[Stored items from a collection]
▽

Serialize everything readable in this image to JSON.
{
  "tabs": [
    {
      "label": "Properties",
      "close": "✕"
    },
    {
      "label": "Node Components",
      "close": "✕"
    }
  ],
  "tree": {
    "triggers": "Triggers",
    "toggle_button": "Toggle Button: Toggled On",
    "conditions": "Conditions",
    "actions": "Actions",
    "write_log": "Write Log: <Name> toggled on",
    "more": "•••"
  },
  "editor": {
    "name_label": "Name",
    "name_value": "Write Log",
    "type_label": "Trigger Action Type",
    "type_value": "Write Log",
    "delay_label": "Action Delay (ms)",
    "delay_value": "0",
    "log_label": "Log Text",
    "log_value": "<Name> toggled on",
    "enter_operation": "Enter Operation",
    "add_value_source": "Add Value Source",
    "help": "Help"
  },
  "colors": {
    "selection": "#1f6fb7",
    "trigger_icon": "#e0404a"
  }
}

△

BRIEF
Return every record, word for word.

TASK SOLUTION
Serialize everything readable in this image to JSON.
{
  "tabs": [
    {
      "label": "Properties",
      "close": "✕"
    },
    {
      "label": "Node Components",
      "close": "✕"
    }
  ],
  "tree": {
    "triggers": "Triggers",
    "toggle_button": "Toggle Button: Toggled On",
    "conditions": "Conditions",
    "actions": "Actions",
    "write_log": "Write Log: <Name> toggled on",
    "more": "•••"
  },
  "editor": {
    "name_label": "Name",
    "name_value": "Write Log",
    "type_label": "Trigger Action Type",
    "type_value": "Write Log",
    "delay_label": "Action Delay (ms)",
    "delay_value": "0",
    "log_label": "Log Text",
    "log_value": "<Name> toggled on",
    "enter_operation": "Enter Operation",
    "add_value_source": "Add Value Source",
    "help": "Help"
  },
  "colors": {
    "selection": "#1f6fb7",
    "trigger_icon": "#e0404a"
  }
}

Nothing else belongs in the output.